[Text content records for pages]
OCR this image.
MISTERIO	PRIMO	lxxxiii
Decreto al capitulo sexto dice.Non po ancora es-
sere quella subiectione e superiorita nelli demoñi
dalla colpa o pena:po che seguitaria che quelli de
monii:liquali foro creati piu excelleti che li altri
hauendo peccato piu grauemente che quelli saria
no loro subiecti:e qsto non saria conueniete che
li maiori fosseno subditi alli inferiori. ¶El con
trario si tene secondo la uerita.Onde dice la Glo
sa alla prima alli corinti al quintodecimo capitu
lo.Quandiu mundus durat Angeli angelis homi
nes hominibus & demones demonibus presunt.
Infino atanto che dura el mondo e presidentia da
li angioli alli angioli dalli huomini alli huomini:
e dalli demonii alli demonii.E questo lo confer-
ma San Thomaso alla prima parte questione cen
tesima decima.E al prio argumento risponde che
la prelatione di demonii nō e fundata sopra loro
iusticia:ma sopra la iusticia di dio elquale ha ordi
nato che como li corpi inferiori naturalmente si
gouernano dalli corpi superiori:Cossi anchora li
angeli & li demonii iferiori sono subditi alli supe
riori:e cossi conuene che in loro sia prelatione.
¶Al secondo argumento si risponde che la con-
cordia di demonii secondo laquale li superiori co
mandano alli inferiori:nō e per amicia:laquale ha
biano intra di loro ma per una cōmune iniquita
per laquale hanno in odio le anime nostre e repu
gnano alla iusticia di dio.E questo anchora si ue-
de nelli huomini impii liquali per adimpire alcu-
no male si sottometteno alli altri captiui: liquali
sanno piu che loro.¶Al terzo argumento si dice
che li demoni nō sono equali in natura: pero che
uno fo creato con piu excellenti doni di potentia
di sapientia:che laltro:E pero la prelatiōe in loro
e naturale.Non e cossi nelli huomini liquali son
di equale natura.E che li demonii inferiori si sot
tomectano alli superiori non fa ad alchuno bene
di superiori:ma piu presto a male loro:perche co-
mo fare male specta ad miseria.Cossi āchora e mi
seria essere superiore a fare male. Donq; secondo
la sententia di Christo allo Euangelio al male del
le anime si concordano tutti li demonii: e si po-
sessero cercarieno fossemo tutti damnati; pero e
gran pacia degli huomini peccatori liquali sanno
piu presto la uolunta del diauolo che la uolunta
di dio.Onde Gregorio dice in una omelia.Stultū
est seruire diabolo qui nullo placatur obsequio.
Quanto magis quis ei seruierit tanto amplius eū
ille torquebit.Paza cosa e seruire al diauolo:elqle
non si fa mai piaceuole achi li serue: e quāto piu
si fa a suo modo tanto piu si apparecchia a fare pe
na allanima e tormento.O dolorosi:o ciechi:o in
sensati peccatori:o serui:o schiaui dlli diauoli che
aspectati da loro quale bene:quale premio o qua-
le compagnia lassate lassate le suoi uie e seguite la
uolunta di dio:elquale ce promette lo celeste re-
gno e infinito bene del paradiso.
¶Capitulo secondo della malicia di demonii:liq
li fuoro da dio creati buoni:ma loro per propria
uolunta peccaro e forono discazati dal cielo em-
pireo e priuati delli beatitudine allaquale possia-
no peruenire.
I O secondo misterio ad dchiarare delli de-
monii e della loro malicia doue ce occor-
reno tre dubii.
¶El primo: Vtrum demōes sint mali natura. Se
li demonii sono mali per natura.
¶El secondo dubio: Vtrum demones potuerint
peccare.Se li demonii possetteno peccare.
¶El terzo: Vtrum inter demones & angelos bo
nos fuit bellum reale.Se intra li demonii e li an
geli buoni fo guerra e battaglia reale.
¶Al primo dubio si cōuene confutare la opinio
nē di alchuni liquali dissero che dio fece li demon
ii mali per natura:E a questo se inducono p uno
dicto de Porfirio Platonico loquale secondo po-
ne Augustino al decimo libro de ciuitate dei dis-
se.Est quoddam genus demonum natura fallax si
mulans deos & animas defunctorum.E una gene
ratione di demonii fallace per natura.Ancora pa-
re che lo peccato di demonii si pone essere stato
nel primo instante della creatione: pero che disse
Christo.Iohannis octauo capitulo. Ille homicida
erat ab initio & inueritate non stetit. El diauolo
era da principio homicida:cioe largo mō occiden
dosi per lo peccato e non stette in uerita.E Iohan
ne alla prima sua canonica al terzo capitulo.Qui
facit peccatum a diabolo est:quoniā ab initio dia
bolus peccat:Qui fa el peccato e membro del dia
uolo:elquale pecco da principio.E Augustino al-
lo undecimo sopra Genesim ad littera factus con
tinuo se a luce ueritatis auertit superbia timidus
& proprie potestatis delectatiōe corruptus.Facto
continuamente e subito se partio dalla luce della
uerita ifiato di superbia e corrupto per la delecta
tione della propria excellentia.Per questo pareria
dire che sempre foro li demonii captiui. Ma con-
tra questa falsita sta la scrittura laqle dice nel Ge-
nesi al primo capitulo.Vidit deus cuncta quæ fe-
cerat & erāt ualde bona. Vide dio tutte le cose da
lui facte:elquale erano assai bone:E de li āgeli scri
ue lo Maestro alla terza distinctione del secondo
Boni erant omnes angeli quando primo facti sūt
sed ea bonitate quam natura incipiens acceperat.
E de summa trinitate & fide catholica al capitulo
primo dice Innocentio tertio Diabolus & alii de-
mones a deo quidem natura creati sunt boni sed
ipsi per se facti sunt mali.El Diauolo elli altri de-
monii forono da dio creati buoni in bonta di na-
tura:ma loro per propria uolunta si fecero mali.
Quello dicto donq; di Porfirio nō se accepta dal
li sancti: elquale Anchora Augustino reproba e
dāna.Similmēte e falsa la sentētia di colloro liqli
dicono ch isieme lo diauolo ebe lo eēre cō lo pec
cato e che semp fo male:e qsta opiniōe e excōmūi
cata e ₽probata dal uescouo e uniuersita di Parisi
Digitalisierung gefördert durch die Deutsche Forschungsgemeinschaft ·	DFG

_Exercise:_
Output all of the data in full, exactly as given.

_Written answer:_
OCR this image.
MISTERIO	PRIMO	lxxxiii
Decreto al capitulo sexto dice.Non po ancora es-
sere quella subiectione e superiorita nelli demoñi
dalla colpa o pena:po che seguitaria che quelli de
monii:liquali foro creati piu excelleti che li altri
hauendo peccato piu grauemente che quelli saria
no loro subiecti:e qsto non saria conueniete che
li maiori fosseno subditi alli inferiori. ¶El con
trario si tene secondo la uerita.Onde dice la Glo
sa alla prima alli corinti al quintodecimo capitu
lo.Quandiu mundus durat Angeli angelis homi
nes hominibus & demones demonibus presunt.
Infino atanto che dura el mondo e presidentia da
li angioli alli angioli dalli huomini alli huomini:
e dalli demonii alli demonii.E questo lo confer-
ma San Thomaso alla prima parte questione cen
tesima decima.E al prio argumento risponde che
la prelatione di demonii nō e fundata sopra loro
iusticia:ma sopra la iusticia di dio elquale ha ordi
nato che como li corpi inferiori naturalmente si
gouernano dalli corpi superiori:Cossi anchora li
angeli & li demonii iferiori sono subditi alli supe
riori:e cossi conuene che in loro sia prelatione.
¶Al secondo argumento si risponde che la con-
cordia di demonii secondo laquale li superiori co
mandano alli inferiori:nō e per amicia:laquale ha
biano intra di loro ma per una cōmune iniquita
per laquale hanno in odio le anime nostre e repu
gnano alla iusticia di dio.E questo anchora si ue-
de nelli huomini impii liquali per adimpire alcu-
no male si sottometteno alli altri captiui: liquali
sanno piu che loro.¶Al terzo argumento si dice
che li demoni nō sono equali in natura: pero che
uno fo creato con piu excellenti doni di potentia
di sapientia:che laltro:E pero la prelatiōe in loro
e naturale.Non e cossi nelli huomini liquali son
di equale natura.E che li demonii inferiori si sot
tomectano alli superiori non fa ad alchuno bene
di superiori:ma piu presto a male loro:perche co-
mo fare male specta ad miseria.Cossi āchora e mi
seria essere superiore a fare male. Donq; secondo
la sententia di Christo allo Euangelio al male del
le anime si concordano tutti li demonii: e si po-
sessero cercarieno fossemo tutti damnati; pero e
gran pacia degli huomini peccatori liquali sanno
piu presto la uolunta del diauolo che la uolunta
di dio.Onde Gregorio dice in una omelia.Stultū
est seruire diabolo qui nullo placatur obsequio.
Quanto magis quis ei seruierit tanto amplius eū
ille torquebit.Paza cosa e seruire al diauolo:elqle
non si fa mai piaceuole achi li serue: e quāto piu
si fa a suo modo tanto piu si apparecchia a fare pe
na allanima e tormento.O dolorosi:o ciechi:o in
sensati peccatori:o serui:o schiaui dlli diauoli che
aspectati da loro quale bene:quale premio o qua-
le compagnia lassate lassate le suoi uie e seguite la
uolunta di dio:elquale ce promette lo celeste re-
gno e infinito bene del paradiso.
¶Capitulo secondo della malicia di demonii:liq
li fuoro da dio creati buoni:ma loro per propria
uolunta peccaro e forono discazati dal cielo em-
pireo e priuati delli beatitudine allaquale possia-
no peruenire.
I O secondo misterio ad dchiarare delli de-
monii e della loro malicia doue ce occor-
reno tre dubii.
¶El primo: Vtrum demōes sint mali natura. Se
li demonii sono mali per natura.
¶El secondo dubio: Vtrum demones potuerint
peccare.Se li demonii possetteno peccare.
¶El terzo: Vtrum inter demones & angelos bo
nos fuit bellum reale.Se intra li demonii e li an
geli buoni fo guerra e battaglia reale.
¶Al primo dubio si cōuene confutare la opinio
nē di alchuni liquali dissero che dio fece li demon
ii mali per natura:E a questo se inducono p uno
dicto de Porfirio Platonico loquale secondo po-
ne Augustino al decimo libro de ciuitate dei dis-
se.Est quoddam genus demonum natura fallax si
mulans deos & animas defunctorum.E una gene
ratione di demonii fallace per natura.Ancora pa-
re che lo peccato di demonii si pone essere stato
nel primo instante della creatione: pero che disse
Christo.Iohannis octauo capitulo. Ille homicida
erat ab initio & inueritate non stetit. El diauolo
era da principio homicida:cioe largo mō occiden
dosi per lo peccato e non stette in uerita.E Iohan
ne alla prima sua canonica al terzo capitulo.Qui
facit peccatum a diabolo est:quoniā ab initio dia
bolus peccat:Qui fa el peccato e membro del dia
uolo:elquale pecco da principio.E Augustino al-
lo undecimo sopra Genesim ad littera factus con
tinuo se a luce ueritatis auertit superbia timidus
& proprie potestatis delectatiōe corruptus.Facto
continuamente e subito se partio dalla luce della
uerita ifiato di superbia e corrupto per la delecta
tione della propria excellentia.Per questo pareria
dire che sempre foro li demonii captiui. Ma con-
tra questa falsita sta la scrittura laqle dice nel Ge-
nesi al primo capitulo.Vidit deus cuncta quæ fe-
cerat & erāt ualde bona. Vide dio tutte le cose da
lui facte:elquale erano assai bone:E de li āgeli scri
ue lo Maestro alla terza distinctione del secondo
Boni erant omnes angeli quando primo facti sūt
sed ea bonitate quam natura incipiens acceperat.
E de summa trinitate & fide catholica al capitulo
primo dice Innocentio tertio Diabolus & alii de-
mones a deo quidem natura creati sunt boni sed
ipsi per se facti sunt mali.El Diauolo elli altri de-
monii forono da dio creati buoni in bonta di na-
tura:ma loro per propria uolunta si fecero mali.
Quello dicto donq; di Porfirio nō se accepta dal
li sancti: elquale Anchora Augustino reproba e
dāna.Similmēte e falsa la sentētia di colloro liqli
dicono ch isieme lo diauolo ebe lo eēre cō lo pec
cato e che semp fo male:e qsta opiniōe e excōmūi
cata e ₽probata dal uescouo e uniuersita di Parisi
Digitalisierung gefördert durch die Deutsche Forschungsgemeinschaft ·	DFG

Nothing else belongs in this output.